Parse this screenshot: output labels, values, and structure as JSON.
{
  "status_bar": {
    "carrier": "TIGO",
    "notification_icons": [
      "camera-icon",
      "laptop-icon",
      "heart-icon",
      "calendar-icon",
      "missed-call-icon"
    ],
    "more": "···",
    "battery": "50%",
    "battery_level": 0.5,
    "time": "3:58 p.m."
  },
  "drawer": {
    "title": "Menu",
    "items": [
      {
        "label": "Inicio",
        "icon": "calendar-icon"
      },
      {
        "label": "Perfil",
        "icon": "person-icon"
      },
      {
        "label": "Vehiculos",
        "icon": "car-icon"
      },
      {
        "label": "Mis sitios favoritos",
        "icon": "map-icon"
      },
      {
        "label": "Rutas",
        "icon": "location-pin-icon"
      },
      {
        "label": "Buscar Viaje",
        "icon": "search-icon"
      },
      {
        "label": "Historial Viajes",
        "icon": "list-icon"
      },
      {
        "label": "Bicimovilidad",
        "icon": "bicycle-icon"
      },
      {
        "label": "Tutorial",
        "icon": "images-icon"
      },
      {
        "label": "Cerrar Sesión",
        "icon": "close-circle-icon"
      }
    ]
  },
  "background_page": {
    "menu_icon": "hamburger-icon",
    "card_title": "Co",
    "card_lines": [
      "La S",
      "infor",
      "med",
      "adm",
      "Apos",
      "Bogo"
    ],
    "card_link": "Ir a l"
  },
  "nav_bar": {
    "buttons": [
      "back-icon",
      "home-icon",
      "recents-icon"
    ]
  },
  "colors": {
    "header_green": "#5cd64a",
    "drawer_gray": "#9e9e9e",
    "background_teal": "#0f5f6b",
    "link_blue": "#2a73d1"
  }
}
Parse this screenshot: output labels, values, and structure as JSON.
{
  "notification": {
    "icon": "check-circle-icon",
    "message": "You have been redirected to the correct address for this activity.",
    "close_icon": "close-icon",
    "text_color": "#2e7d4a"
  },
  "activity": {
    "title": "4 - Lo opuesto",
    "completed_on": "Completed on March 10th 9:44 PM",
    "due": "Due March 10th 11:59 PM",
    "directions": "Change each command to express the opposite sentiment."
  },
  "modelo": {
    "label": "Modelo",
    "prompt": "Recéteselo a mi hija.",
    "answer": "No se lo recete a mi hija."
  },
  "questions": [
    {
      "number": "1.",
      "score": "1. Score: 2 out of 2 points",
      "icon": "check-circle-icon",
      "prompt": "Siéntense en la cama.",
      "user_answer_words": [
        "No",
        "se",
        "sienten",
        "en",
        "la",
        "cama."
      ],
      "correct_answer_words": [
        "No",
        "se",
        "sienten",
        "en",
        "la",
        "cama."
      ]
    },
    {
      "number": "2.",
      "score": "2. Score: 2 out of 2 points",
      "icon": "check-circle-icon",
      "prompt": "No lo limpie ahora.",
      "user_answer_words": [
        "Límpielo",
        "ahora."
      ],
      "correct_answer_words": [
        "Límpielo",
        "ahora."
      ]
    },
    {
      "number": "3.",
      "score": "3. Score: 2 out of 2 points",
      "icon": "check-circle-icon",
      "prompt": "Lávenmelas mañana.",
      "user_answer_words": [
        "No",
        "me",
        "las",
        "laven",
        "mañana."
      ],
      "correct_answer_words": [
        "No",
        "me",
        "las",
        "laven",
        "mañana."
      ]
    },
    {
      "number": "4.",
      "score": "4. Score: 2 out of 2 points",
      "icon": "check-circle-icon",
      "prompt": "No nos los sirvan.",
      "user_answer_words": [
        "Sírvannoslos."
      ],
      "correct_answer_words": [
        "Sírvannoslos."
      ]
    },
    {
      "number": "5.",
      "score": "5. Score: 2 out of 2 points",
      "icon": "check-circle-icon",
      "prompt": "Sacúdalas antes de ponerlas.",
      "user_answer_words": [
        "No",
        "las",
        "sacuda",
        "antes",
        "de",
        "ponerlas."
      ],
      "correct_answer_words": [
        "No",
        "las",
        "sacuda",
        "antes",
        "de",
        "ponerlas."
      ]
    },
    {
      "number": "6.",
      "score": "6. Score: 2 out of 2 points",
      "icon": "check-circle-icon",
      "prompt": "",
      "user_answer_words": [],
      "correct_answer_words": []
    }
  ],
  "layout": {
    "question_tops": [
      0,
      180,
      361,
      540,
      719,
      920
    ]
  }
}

▶ **SHORT PROBLEM**: Write out the data exactly as it stands.

▶ **ANSWER TO THIS EXERCISE**:
Parse this screenshot: output labels, values, and structure as JSON.
{
  "status_bar": {
    "carrier": "TIGO",
    "notification_icons": [
      "camera-icon",
      "laptop-icon",
      "heart-icon",
      "calendar-icon",
      "missed-call-icon"
    ],
    "more": "···",
    "battery": "50%",
    "battery_level": 0.5,
    "time": "3:58 p.m."
  },
  "drawer": {
    "title": "Menu",
    "items": [
      {
        "label": "Inicio",
        "icon": "calendar-icon"
      },
      {
        "label": "Perfil",
        "icon": "person-icon"
      },
      {
        "label": "Vehiculos",
        "icon": "car-icon"
      },
      {
        "label": "Mis sitios favoritos",
        "icon": "map-icon"
      },
      {
        "label": "Rutas",
        "icon": "location-pin-icon"
      },
      {
        "label": "Buscar Viaje",
        "icon": "search-icon"
      },
      {
        "label": "Historial Viajes",
        "icon": "list-icon"
      },
      {
        "label": "Bicimovilidad",
        "icon": "bicycle-icon"
      },
      {
        "label": "Tutorial",
        "icon": "images-icon"
      },
      {
        "label": "Cerrar Sesión",
        "icon": "close-circle-icon"
      }
    ]
  },
  "background_page": {
    "menu_icon": "hamburger-icon",
    "card_title": "Co",
    "card_lines": [
      "La S",
      "infor",
      "med",
      "adm",
      "Apos",
      "Bogo"
    ],
    "card_link": "Ir a l"
  },
  "nav_bar": {
    "buttons": [
      "back-icon",
      "home-icon",
      "recents-icon"
    ]
  },
  "colors": {
    "header_green": "#5cd64a",
    "drawer_gray": "#9e9e9e",
    "background_teal": "#0f5f6b",
    "link_blue": "#2a73d1"
  }
}
Parse this screenshot: output labels, values, and structure as JSON.
{
  "notification": {
    "icon": "check-circle-icon",
    "message": "You have been redirected to the correct address for this activity.",
    "close_icon": "close-icon",
    "text_color": "#2e7d4a"
  },
  "activity": {
    "title": "4 - Lo opuesto",
    "completed_on": "Completed on March 10th 9:44 PM",
    "due": "Due March 10th 11:59 PM",
    "directions": "Change each command to express the opposite sentiment."
  },
  "modelo": {
    "label": "Modelo",
    "prompt": "Recéteselo a mi hija.",
    "answer": "No se lo recete a mi hija."
  },
  "questions": [
    {
      "number": "1.",
      "score": "1. Score: 2 out of 2 points",
      "icon": "check-circle-icon",
      "prompt": "Siéntense en la cama.",
      "user_answer_words": [
        "No",
        "se",
        "sienten",
        "en",
        "la",
        "cama."
      ],
      "correct_answer_words": [
        "No",
        "se",
        "sienten",
        "en",
        "la",
        "cama."
      ]
    },
    {
      "number": "2.",
      "score": "2. Score: 2 out of 2 points",
      "icon": "check-circle-icon",
      "prompt": "No lo limpie ahora.",
      "user_answer_words": [
        "Límpielo",
        "ahora."
      ],
      "correct_answer_words": [
        "Límpielo",
        "ahora."
      ]
    },
    {
      "number": "3.",
      "score": "3. Score: 2 out of 2 points",
      "icon": "check-circle-icon",
      "prompt": "Lávenmelas mañana.",
      "user_answer_words": [
        "No",
        "me",
        "las",
        "laven",
        "mañana."
      ],
      "correct_answer_words": [
        "No",
        "me",
        "las",
        "laven",
        "mañana."
      ]
    },
    {
      "number": "4.",
      "score": "4. Score: 2 out of 2 points",
      "icon": "check-circle-icon",
      "prompt": "No nos los sirvan.",
      "user_answer_words": [
        "Sírvannoslos."
      ],
      "correct_answer_words": [
        "Sírvannoslos."
      ]
    },
    {
      "number": "5.",
      "score": "5. Score: 2 out of 2 points",
      "icon": "check-circle-icon",
      "prompt": "Sacúdalas antes de ponerlas.",
      "user_answer_words": [
        "No",
        "las",
        "sacuda",
        "antes",
        "de",
        "ponerlas."
      ],
      "correct_answer_words": [
        "No",
        "las",
        "sacuda",
        "antes",
        "de",
        "ponerlas."
      ]
    },
    {
      "number": "6.",
      "score": "6. Score: 2 out of 2 points",
      "icon": "check-circle-icon",
      "prompt": "",
      "user_answer_words": [],
      "correct_answer_words": []
    }
  ],
  "layout": {
    "question_tops": [
      0,
      180,
      361,
      540,
      719,
      920
    ]
  }
}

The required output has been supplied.